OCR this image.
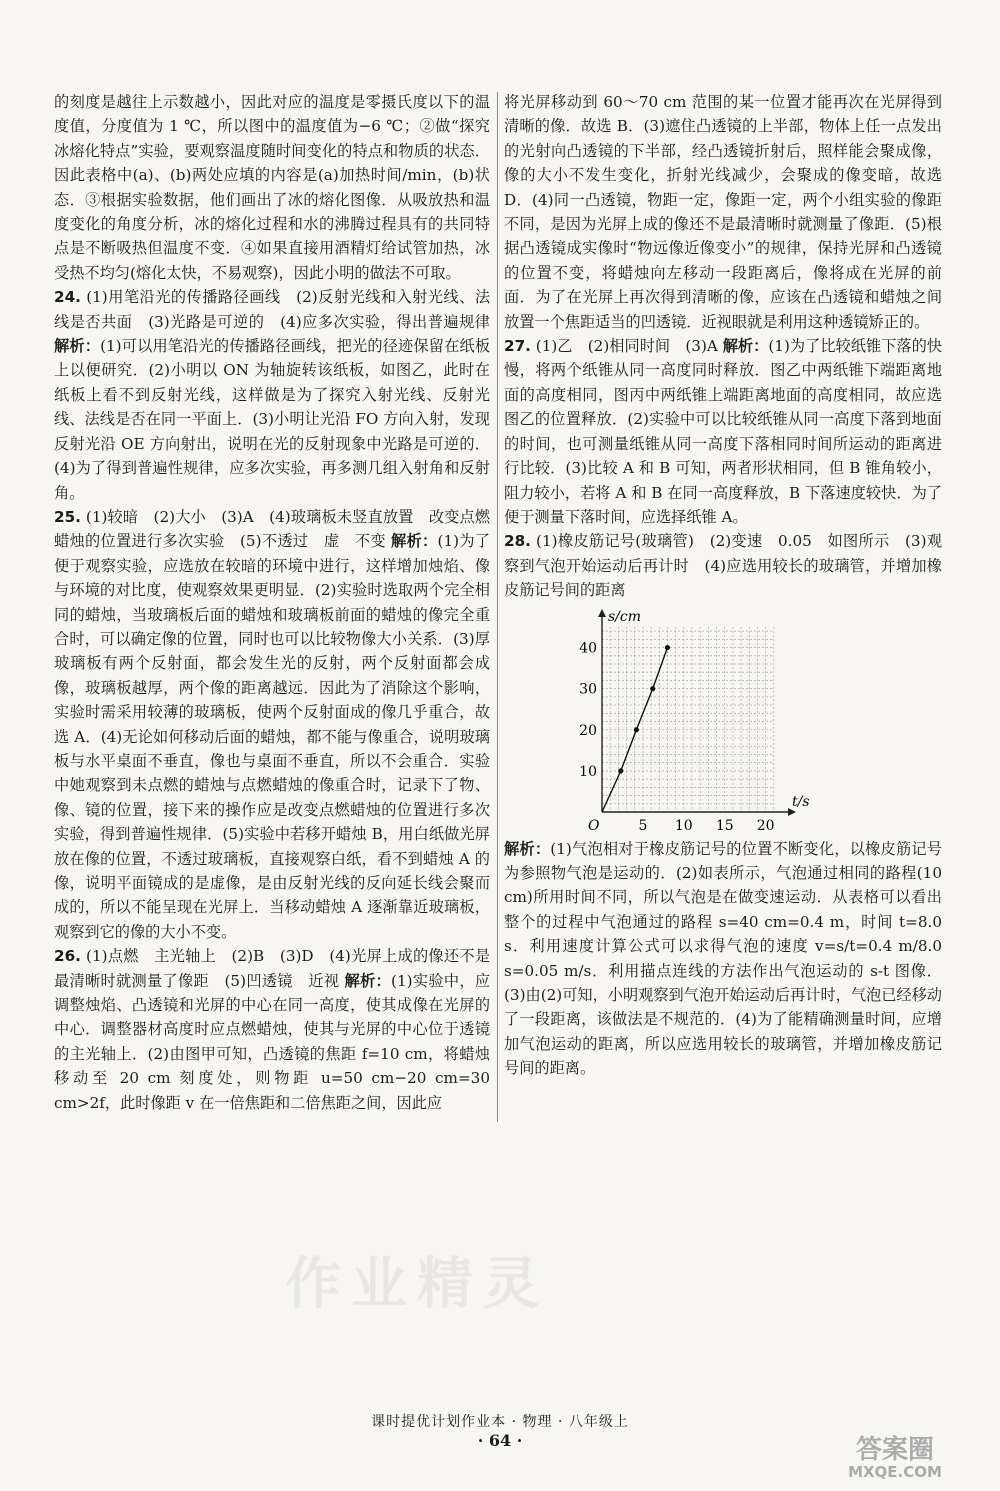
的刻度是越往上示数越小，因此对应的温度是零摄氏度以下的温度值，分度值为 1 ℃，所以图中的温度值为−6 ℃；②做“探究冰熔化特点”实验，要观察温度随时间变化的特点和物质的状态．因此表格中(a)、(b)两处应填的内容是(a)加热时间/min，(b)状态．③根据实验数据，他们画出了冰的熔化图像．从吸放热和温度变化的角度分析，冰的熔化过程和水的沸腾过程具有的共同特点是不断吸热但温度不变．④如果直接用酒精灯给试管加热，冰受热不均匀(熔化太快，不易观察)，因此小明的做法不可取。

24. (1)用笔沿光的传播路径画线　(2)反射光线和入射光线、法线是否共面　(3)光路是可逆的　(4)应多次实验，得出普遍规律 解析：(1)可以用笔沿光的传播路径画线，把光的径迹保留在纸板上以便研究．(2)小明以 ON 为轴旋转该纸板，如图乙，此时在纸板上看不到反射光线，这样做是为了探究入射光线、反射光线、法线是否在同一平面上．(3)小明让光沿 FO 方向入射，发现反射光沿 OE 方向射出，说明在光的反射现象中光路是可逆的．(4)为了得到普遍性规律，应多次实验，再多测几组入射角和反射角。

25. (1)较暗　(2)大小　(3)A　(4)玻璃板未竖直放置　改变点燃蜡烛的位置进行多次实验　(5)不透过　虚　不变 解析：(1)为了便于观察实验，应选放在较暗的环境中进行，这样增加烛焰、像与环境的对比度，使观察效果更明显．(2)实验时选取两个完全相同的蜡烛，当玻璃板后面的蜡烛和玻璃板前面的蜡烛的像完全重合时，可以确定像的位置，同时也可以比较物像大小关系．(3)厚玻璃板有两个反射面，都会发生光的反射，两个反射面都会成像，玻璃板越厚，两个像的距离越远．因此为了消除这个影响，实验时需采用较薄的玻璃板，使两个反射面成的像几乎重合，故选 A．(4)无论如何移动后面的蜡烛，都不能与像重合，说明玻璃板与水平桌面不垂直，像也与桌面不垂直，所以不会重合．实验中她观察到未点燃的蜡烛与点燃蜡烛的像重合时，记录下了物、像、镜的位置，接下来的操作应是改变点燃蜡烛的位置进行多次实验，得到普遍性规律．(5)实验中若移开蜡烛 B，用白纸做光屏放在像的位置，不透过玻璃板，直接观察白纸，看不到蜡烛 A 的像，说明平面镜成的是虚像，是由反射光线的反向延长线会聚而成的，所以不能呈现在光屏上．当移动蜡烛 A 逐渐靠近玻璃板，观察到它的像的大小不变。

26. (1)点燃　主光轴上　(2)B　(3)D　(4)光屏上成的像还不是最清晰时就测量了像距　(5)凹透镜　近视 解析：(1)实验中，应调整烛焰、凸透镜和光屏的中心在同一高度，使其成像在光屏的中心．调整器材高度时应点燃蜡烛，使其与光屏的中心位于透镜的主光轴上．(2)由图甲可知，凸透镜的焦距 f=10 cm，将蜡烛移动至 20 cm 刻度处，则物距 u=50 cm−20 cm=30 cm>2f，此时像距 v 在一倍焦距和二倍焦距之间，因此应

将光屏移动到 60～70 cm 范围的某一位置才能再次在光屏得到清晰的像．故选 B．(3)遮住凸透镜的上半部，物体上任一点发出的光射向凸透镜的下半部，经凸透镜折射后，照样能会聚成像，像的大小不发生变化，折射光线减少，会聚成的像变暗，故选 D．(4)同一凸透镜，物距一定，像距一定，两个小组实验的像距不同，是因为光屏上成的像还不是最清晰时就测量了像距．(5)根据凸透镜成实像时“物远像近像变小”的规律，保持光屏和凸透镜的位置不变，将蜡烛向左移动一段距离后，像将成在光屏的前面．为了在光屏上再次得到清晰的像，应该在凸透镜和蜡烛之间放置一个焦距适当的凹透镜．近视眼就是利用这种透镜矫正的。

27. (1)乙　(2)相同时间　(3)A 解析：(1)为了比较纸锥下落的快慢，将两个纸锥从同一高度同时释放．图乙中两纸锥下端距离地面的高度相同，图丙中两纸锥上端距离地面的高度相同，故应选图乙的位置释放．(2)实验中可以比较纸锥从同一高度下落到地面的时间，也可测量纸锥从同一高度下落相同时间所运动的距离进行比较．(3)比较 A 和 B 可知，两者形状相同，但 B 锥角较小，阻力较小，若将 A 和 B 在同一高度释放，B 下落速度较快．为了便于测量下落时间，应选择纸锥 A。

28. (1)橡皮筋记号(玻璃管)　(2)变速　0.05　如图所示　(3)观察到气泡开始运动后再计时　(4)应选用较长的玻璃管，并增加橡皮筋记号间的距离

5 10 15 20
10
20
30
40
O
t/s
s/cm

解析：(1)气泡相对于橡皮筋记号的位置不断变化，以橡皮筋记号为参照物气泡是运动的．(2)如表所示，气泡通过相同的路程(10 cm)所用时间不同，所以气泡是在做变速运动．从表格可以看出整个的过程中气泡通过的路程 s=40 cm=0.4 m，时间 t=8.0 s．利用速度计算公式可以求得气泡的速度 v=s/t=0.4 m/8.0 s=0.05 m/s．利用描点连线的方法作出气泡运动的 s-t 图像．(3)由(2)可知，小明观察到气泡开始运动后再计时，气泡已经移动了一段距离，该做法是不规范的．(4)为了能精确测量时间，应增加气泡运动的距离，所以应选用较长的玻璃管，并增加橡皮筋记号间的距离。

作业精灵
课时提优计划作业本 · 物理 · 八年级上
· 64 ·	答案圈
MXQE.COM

··········

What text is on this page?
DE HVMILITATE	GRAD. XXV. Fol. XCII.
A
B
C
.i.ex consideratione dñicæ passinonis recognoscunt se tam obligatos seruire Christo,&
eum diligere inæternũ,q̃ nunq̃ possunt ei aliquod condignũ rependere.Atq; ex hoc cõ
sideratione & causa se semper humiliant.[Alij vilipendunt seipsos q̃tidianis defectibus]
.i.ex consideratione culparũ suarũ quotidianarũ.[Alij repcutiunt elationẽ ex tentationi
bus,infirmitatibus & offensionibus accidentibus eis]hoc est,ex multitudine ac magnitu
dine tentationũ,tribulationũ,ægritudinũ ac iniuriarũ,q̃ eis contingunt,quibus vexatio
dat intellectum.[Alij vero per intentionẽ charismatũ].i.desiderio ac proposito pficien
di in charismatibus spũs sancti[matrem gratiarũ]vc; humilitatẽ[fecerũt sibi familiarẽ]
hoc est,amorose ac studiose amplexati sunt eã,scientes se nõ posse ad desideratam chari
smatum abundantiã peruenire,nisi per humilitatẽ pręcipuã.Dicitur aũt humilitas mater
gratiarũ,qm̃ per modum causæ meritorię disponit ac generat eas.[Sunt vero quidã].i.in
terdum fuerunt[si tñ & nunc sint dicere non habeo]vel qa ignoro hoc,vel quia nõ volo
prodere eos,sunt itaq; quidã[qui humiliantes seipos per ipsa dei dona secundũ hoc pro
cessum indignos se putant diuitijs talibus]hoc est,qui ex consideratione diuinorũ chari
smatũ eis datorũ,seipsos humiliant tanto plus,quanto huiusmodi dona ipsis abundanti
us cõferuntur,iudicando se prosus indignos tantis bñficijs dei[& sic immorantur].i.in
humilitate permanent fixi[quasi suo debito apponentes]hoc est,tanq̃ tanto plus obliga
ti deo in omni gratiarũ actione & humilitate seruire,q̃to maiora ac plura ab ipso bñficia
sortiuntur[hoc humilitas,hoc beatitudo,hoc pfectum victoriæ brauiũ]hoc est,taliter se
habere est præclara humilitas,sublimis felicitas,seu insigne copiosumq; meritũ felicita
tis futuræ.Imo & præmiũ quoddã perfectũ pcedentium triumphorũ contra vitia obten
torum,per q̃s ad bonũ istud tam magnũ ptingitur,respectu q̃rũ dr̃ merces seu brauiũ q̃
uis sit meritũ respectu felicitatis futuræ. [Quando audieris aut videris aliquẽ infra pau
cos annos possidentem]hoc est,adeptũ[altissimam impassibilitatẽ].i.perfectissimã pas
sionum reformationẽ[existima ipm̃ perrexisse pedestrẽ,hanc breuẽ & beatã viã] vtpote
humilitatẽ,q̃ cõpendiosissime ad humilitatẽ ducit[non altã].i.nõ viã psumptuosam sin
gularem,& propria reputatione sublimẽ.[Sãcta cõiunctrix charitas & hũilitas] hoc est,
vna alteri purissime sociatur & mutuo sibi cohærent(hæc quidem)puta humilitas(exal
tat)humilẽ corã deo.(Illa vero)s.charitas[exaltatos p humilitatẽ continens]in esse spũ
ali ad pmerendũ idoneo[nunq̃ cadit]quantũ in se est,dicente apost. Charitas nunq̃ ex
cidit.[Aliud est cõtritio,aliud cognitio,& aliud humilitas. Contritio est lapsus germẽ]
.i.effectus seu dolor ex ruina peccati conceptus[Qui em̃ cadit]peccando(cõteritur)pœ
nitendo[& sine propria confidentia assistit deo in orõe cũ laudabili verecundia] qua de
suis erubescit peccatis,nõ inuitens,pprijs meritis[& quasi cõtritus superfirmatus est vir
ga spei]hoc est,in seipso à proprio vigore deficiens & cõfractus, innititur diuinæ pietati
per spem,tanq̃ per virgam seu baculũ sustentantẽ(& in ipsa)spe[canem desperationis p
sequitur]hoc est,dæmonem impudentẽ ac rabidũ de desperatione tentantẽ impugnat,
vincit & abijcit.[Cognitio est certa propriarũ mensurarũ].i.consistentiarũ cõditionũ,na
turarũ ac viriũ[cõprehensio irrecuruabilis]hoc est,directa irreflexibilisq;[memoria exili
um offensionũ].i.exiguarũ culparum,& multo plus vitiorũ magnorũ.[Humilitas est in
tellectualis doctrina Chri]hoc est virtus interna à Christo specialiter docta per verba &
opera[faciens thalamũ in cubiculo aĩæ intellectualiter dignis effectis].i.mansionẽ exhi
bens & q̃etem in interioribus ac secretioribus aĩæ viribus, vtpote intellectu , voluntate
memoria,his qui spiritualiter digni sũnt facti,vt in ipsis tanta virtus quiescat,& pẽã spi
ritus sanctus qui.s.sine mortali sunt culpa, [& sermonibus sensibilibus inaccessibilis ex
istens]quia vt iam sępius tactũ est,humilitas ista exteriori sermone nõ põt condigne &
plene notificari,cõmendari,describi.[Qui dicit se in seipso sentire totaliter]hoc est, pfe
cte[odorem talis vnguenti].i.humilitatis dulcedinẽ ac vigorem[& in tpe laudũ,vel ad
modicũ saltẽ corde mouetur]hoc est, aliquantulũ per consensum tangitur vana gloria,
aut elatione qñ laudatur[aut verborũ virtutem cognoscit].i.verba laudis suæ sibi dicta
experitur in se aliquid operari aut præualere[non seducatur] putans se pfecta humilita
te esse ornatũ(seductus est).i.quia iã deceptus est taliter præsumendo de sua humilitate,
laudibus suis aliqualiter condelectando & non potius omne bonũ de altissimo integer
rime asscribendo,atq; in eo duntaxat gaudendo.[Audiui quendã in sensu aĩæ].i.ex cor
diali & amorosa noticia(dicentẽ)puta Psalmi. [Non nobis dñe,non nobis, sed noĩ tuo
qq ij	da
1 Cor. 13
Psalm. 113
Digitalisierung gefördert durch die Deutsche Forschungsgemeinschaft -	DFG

··········

> **Given exercise**
Where a line above holds the string "humilitate", show that line.

> **Expected answer**
humilitate permanent fixi[quasi suo debito apponentes]hoc est,tanq̃ tanto plus obliga
ti deo in omni gratiarũ actione & humilitate seruire,q̃to maiora ac plura ab ipso bñficia
te esse ornatũ(seductus est).i.quia iã deceptus est taliter præsumendo de sua humilitate,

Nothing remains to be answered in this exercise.